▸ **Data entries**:
◆ ◆ ◆ ◆

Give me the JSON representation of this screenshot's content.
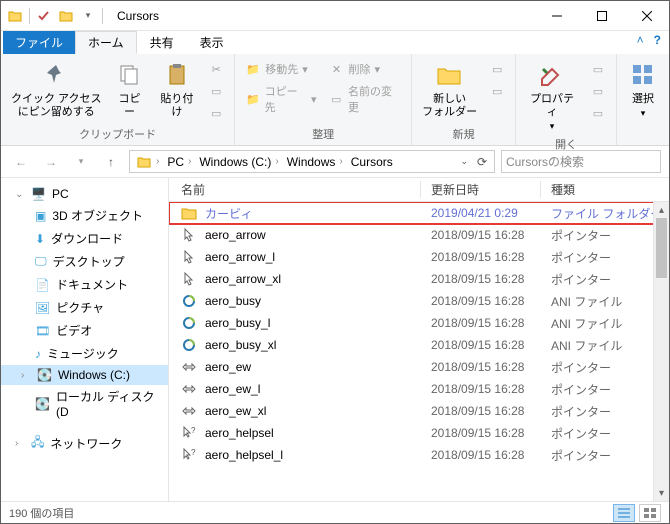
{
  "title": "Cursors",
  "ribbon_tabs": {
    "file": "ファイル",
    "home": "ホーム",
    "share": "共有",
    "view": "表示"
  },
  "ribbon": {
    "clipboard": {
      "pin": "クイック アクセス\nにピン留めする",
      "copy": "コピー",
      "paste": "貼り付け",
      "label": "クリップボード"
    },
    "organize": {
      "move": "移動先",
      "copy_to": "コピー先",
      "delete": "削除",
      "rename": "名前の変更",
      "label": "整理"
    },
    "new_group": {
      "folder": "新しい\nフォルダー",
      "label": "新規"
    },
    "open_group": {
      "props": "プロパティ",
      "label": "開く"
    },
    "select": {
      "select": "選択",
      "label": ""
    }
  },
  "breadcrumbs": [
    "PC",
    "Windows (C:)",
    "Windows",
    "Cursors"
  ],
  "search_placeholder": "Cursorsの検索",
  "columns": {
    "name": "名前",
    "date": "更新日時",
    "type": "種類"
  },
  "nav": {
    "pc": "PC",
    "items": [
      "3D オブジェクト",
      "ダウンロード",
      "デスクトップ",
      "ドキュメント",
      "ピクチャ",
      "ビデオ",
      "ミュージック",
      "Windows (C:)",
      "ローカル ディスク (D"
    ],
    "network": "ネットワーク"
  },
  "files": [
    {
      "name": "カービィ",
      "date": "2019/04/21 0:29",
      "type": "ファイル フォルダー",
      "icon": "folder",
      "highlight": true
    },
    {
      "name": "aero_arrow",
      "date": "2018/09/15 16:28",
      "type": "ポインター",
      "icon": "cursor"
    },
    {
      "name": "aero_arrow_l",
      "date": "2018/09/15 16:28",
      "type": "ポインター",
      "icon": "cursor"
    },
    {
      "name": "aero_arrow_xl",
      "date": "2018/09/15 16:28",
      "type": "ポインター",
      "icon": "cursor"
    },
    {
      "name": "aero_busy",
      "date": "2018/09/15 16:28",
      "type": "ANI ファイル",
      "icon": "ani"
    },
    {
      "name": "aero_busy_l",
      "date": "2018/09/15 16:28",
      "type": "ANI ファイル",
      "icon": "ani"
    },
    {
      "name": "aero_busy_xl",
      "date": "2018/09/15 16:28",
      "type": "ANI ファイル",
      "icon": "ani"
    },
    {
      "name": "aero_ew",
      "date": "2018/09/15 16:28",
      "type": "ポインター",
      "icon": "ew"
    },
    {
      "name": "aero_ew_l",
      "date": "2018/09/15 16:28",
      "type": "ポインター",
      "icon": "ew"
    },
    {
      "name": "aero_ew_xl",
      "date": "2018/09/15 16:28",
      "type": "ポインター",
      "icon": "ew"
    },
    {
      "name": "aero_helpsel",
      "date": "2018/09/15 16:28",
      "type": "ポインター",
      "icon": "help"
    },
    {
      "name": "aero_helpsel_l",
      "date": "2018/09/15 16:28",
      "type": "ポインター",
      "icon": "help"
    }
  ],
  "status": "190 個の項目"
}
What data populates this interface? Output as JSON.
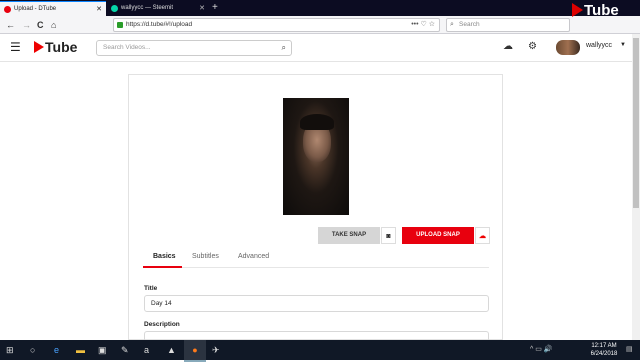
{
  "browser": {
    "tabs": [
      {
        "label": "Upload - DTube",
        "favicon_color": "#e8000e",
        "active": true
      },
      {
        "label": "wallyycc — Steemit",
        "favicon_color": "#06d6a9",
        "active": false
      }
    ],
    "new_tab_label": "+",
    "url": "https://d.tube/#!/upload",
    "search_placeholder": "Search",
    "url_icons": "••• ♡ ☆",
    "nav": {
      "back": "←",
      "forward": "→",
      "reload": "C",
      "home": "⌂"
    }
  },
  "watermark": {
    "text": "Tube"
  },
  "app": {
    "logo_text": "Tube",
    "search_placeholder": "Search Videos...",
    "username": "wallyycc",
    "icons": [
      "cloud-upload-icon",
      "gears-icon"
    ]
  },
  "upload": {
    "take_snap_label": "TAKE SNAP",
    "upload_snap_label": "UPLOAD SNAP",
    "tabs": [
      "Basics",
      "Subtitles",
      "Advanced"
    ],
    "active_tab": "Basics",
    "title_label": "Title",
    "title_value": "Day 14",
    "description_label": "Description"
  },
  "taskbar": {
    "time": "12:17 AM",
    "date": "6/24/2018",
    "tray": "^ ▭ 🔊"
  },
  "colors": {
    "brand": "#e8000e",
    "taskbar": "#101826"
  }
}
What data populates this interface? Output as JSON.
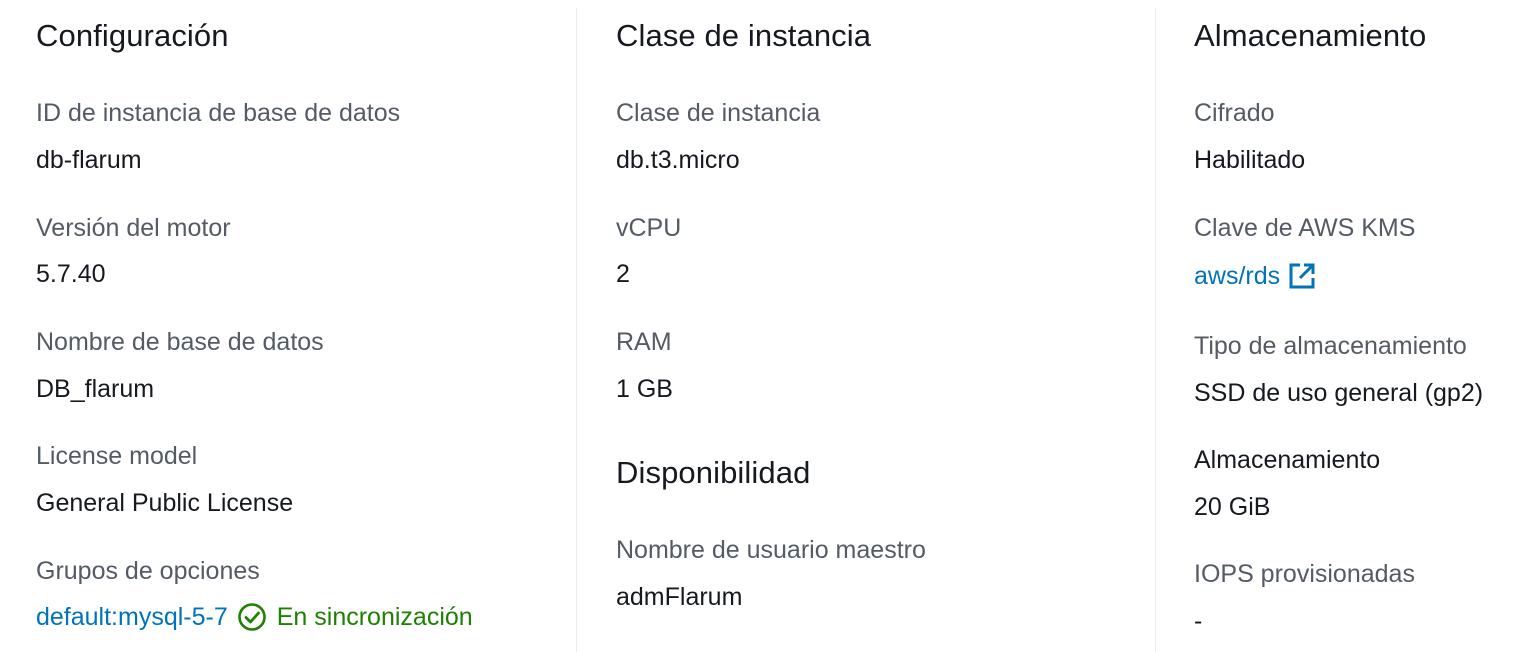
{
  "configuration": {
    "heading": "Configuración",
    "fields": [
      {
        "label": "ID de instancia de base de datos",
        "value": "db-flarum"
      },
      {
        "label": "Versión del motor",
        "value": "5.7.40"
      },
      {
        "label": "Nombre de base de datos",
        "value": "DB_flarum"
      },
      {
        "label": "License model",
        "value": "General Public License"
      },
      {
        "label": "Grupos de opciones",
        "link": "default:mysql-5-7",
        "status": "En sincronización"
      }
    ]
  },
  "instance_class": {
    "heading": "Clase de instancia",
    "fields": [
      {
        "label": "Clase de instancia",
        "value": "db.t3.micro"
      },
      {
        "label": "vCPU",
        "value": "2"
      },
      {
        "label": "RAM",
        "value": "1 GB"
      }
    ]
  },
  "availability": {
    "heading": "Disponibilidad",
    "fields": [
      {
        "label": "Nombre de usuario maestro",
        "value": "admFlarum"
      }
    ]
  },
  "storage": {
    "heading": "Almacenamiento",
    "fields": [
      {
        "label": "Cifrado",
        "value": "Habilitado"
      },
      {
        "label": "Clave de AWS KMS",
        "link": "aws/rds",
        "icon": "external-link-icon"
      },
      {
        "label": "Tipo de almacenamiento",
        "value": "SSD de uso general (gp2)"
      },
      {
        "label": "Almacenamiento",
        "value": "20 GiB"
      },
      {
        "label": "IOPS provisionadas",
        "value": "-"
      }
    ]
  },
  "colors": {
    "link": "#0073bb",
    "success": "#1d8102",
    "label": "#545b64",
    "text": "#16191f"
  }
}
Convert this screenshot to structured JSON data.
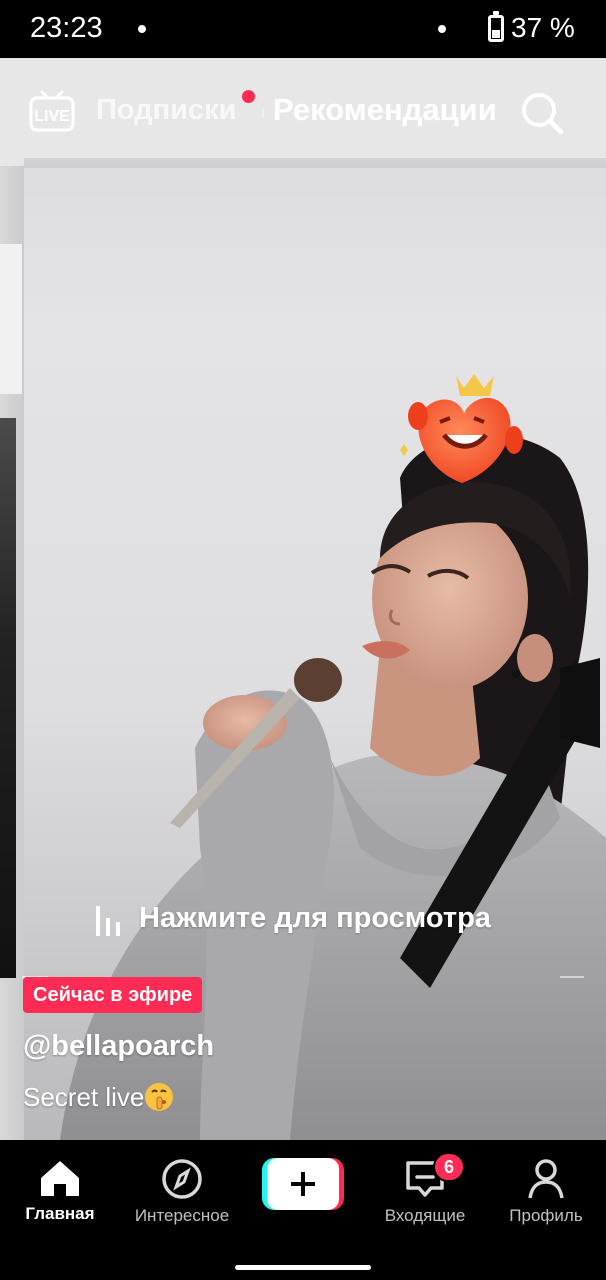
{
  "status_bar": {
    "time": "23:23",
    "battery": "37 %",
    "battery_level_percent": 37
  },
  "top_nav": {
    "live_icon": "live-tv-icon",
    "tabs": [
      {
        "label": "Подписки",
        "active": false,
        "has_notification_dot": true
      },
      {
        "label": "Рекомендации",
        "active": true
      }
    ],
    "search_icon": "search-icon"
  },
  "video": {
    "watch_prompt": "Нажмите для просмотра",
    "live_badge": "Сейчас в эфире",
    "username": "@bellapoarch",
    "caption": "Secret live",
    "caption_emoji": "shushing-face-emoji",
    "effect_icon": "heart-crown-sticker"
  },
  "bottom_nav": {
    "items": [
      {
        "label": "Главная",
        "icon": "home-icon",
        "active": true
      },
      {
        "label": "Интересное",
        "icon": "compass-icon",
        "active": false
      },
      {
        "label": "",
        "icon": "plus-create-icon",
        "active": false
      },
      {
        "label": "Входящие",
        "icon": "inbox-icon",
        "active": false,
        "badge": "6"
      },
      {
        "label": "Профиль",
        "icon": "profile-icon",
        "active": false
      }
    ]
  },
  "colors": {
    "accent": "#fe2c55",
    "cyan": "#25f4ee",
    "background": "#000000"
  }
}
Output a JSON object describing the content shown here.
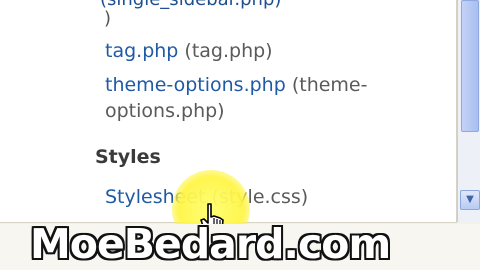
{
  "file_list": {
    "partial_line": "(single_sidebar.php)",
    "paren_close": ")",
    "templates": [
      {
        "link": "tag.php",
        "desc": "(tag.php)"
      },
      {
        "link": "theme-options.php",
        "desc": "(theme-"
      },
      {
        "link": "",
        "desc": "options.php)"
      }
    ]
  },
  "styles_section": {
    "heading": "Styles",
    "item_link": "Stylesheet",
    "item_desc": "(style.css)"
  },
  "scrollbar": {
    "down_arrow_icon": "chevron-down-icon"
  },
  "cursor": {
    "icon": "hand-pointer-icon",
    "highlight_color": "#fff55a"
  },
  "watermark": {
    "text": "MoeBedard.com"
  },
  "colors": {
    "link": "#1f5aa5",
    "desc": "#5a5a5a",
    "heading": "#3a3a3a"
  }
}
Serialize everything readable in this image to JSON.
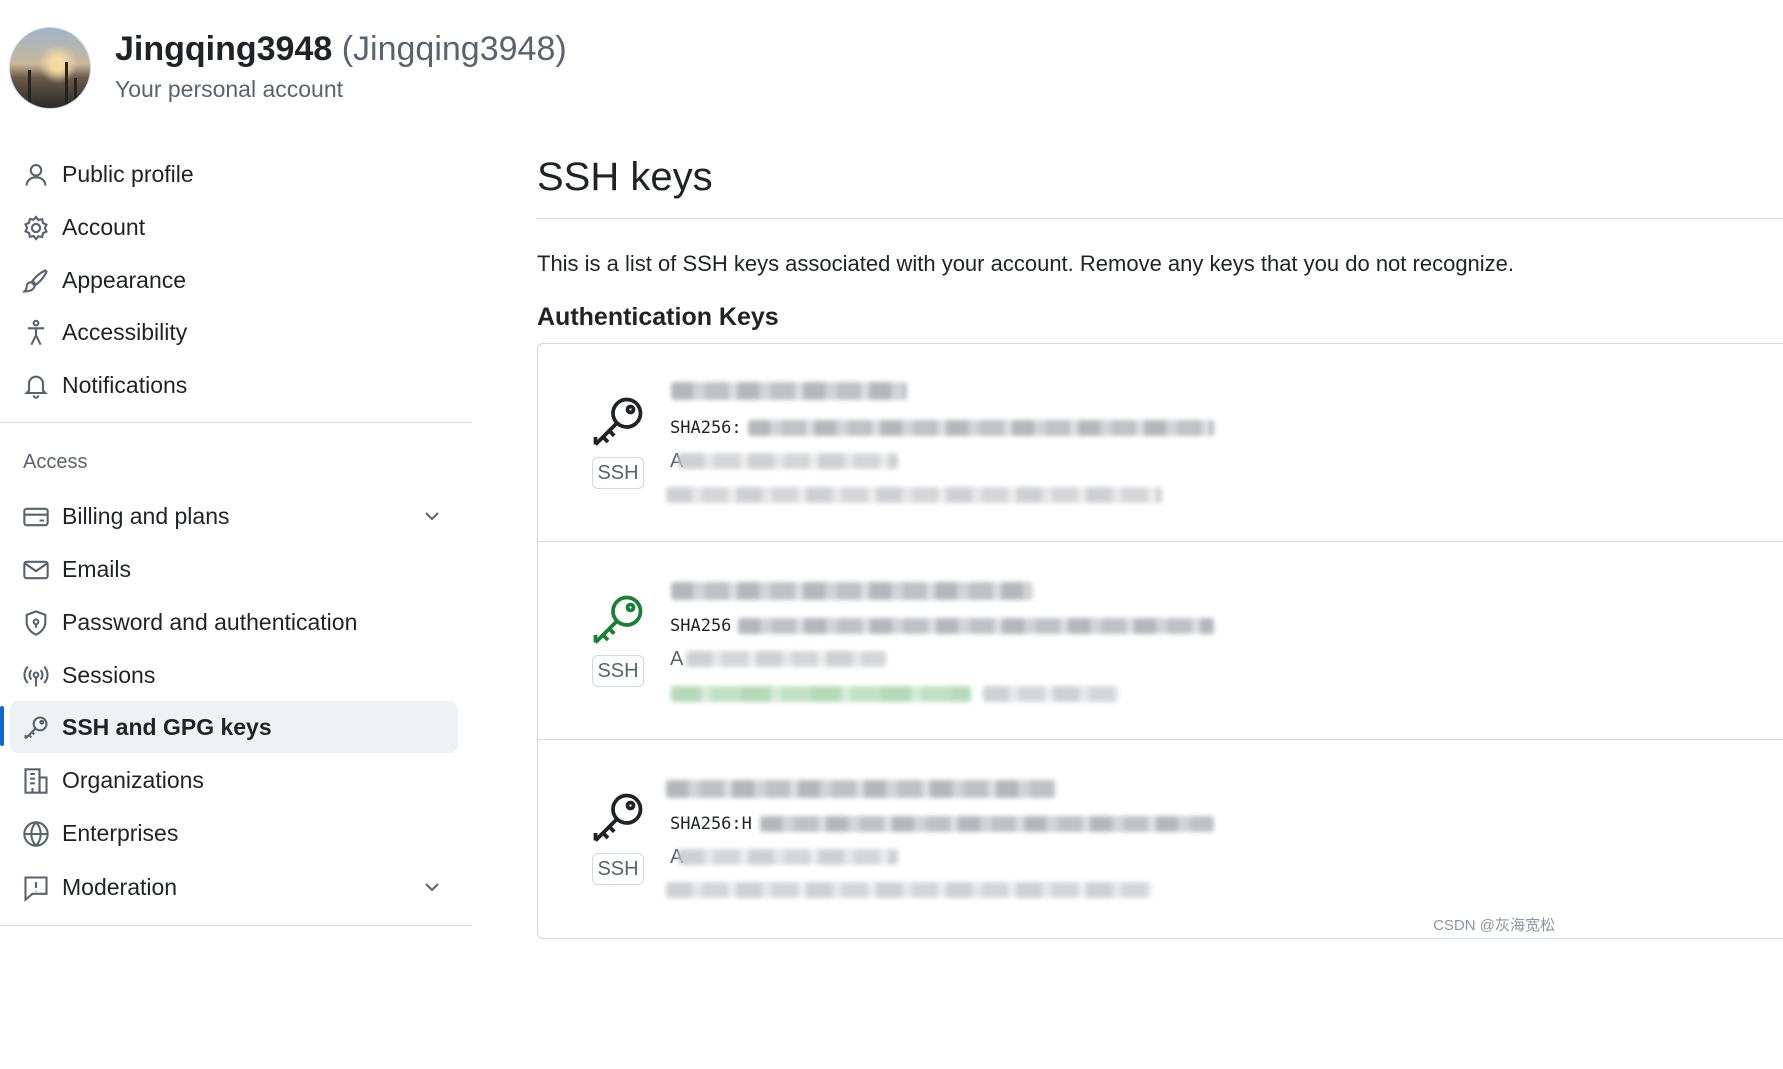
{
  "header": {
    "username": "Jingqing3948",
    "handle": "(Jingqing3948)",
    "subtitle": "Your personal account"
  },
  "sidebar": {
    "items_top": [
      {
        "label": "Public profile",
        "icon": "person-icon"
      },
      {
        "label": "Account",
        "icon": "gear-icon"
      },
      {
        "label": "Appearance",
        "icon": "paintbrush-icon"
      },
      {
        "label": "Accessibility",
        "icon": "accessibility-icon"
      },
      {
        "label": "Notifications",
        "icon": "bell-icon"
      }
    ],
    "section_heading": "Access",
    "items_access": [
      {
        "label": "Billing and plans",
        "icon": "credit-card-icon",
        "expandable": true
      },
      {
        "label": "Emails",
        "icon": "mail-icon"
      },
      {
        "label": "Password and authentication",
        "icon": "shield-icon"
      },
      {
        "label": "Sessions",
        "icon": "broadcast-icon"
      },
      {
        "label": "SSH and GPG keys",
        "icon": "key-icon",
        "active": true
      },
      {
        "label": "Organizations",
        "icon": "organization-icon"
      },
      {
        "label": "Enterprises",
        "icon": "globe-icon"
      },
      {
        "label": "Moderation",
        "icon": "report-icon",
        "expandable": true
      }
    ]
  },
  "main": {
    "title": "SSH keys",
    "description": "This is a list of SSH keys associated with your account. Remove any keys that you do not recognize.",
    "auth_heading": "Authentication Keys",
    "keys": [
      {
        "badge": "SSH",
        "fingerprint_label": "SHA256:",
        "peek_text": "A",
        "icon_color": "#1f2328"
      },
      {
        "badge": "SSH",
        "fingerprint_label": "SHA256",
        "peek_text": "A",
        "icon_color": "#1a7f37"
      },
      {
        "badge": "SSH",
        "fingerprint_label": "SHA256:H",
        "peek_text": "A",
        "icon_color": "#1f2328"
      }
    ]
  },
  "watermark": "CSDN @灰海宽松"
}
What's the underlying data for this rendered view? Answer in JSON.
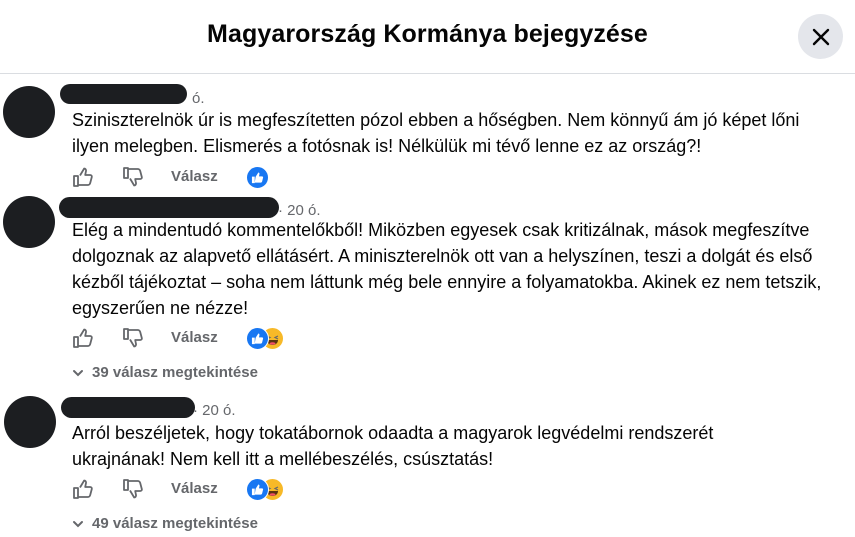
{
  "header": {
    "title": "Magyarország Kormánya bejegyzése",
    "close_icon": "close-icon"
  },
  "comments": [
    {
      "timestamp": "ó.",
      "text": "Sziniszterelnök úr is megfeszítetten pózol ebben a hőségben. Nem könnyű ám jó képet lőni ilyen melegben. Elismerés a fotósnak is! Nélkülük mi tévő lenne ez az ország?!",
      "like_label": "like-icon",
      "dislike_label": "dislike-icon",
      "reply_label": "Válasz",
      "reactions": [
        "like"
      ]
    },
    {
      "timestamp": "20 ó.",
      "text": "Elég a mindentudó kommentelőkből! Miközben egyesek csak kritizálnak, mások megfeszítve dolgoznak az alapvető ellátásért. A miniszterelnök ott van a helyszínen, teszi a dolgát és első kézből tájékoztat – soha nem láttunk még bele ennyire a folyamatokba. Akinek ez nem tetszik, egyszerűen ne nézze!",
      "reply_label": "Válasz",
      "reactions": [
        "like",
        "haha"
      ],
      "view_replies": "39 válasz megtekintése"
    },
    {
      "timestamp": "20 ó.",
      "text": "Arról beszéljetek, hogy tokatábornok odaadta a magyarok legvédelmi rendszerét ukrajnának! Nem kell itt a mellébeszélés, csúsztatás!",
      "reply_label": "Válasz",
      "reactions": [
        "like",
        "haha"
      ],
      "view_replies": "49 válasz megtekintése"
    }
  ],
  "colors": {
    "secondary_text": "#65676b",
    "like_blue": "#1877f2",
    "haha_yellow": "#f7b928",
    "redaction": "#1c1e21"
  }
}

◆ ◆ ◆ ◆

A number is the only answer here: how many lines of the material above contain "base"?

▸ **The response**: 2